▶ [INSTRUÇÕES]
Reproduza fielmente o trecho do texto sobre as violações no sistema prisional que começa nas palavras "Para mostrar que" e termina em "irado, o magistrado.".

====== TEXTO DO DOCUMENTO ======

Na medida em que descreve os casos, a indignação do desembargador vai aumentando. Ao todo, Pedro Valls Feu Rosa recorda as trágicas histórias de 10 presos. Alguns dos casos relatados por Feu Rosa viraram reportagens de Século Diário. Como o episódio envolvendo Alexandre Estevão Ramos, que foi baleado por policiais militares no morro da Piedade, no Centro de Vitória, em março do ano passado. O jovem de 19 anos teve as duas pernas amputadas por conta de uma bactéria adquirida quando ficou sob os cuidados do Estado, no Presídio de Segurança Máxima I (PSMA-I), em Viana. Hoje vive em precária situação com a família e um bairro pobre da periferia da Serra. O Estado não deu até hoje nenhum apoio à família.

O desembargador condena a omissão do Estado ao relembrar das vítimas que foram sequeladas dentro do sistema prisional. “E o preso que perdeu uma perna enquanto sob os cuidados do Estado? Será que ele foi indenizado? Será que alguém acabou punido? Perder uma perna é pouco? Que tal, então, as duas? Será que também esta vítima do Estado foi indenizada? Alguém foi punido? Deu em que, esta barbárie?”, pergunta, inconformado, ao referir-se ao jovem Alexandre.

Para o desembargador, a página dessa recente história de violações de direitos ainda não foi dobrada. “Pior fica o quadro quando constatamos que este desfile de horrores continua, firme e forte, impávido como sempre, diria mesmo que inabalável”, protesta.

Para mostrar que as violações não acabaram com o fim da Era Hartung, Feu Rosa lembra que no início de fevereiro deste ano mais um preso foi encontrado morto com requinte de crueldade na Casa de Custódia de Vila Velha (Cascuvv). Marco Antônio de Moura, de 33 anos, estava preso desde agosto de 2010. O detento, que chegou a ser escalpelado, cumpria pena pelo crime de estelionato.

“Por favor, diante do estado do cadáver não se fale de alguma prosaica ‘briga entre presos’! Afinal, estamos a tratar de estabelecimentos prisionais controlados pelo Estado e fiscalizados pelo Ministério Público e Poder Judiciário. E o caso de outro preso, salvo engano de nome Valmir de Matos, em cujo ânus foi introduzido um cabo de vassoura? Isto aconteceu há poucos dias, e aqui perto. Em que está dando isso?”, pergunta, em tom irado, o magistrado.

Em seguida, ainda embalado pela indignação frente a tantos descasos, dispara: “Nos últimos tempos vi, também, o caso do detento que entrou na prisão andando e saiu paraplégico. Em outro voto, proferido já há alguns meses, comentei este episódio. Até onde sei, ainda hoje ele vive na miséria. Em que deu o caso dele? O que foi feito por ele?”.

====== EXTRATO DE REGISTROS ======

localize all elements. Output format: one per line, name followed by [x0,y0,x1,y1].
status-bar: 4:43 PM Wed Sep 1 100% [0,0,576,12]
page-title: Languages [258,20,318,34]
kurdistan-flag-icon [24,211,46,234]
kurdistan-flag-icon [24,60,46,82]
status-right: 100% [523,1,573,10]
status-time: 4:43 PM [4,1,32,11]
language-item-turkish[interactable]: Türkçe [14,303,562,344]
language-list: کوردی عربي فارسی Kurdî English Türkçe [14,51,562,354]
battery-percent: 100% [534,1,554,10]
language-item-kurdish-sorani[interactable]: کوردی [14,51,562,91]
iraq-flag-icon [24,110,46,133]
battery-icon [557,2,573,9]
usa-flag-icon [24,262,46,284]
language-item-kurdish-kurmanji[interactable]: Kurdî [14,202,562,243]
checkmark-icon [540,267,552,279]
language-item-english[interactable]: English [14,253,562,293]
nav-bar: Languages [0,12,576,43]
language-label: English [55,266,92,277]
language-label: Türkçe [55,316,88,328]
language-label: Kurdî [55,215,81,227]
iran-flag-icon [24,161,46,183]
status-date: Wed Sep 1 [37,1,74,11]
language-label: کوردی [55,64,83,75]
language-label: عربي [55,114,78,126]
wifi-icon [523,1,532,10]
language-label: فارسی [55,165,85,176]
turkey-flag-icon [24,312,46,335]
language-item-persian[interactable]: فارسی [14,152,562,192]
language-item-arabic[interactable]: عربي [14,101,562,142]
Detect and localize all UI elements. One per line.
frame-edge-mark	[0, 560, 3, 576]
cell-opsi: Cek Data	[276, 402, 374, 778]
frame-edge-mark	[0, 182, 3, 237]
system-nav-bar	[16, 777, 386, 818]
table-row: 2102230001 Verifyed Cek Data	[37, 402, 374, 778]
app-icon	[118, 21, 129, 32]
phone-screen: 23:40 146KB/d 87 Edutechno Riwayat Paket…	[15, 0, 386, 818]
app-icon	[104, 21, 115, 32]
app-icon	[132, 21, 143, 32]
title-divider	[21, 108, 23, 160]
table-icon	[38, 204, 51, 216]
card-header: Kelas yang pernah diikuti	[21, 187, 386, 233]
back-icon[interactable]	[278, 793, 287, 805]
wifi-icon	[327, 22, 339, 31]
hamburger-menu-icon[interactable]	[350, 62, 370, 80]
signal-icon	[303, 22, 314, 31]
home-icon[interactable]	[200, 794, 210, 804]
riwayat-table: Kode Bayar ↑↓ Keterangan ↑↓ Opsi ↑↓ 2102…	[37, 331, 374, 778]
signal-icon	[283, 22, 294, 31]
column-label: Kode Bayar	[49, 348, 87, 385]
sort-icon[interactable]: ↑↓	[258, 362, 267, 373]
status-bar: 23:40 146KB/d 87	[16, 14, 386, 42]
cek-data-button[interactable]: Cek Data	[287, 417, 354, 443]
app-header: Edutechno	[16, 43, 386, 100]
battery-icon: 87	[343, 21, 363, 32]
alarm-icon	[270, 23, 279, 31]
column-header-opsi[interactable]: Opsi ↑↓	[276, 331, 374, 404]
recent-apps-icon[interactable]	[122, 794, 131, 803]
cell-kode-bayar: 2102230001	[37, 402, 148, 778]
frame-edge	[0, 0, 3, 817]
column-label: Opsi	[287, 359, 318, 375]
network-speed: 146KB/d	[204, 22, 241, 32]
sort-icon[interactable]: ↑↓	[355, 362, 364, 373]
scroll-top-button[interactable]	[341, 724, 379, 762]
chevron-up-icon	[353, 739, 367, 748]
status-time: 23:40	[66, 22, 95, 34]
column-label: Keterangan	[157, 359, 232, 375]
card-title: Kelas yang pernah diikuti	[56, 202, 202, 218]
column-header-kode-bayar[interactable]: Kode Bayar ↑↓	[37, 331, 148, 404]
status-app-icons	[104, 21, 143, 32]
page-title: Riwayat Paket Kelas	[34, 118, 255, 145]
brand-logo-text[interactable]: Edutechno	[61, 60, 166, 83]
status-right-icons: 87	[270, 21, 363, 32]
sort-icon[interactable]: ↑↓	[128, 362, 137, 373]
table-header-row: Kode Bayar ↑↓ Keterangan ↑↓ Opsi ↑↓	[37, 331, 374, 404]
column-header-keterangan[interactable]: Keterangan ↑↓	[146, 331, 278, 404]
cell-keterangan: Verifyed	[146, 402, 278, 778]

======

▶ [RESPOSTA REDIGIDA]
Para mostrar que as violações não acabaram com o fim da Era Hartung, Feu Rosa lembra que no início de fevereiro deste ano mais um preso foi encontrado morto com requinte de crueldade na Casa de Custódia de Vila Velha (Cascuvv). Marco Antônio de Moura, de 33 anos, estava preso desde agosto de 2010. O detento, que chegou a ser escalpelado, cumpria pena pelo crime de estelionato.

“Por favor, diante do estado do cadáver não se fale de alguma prosaica ‘briga entre presos’! Afinal, estamos a tratar de estabelecimentos prisionais controlados pelo Estado e fiscalizados pelo Ministério Público e Poder Judiciário. E o caso de outro preso, salvo engano de nome Valmir de Matos, em cujo ânus foi introduzido um cabo de vassoura? Isto aconteceu há poucos dias, e aqui perto. Em que está dando isso?”, pergunta, em tom irado, o magistrado.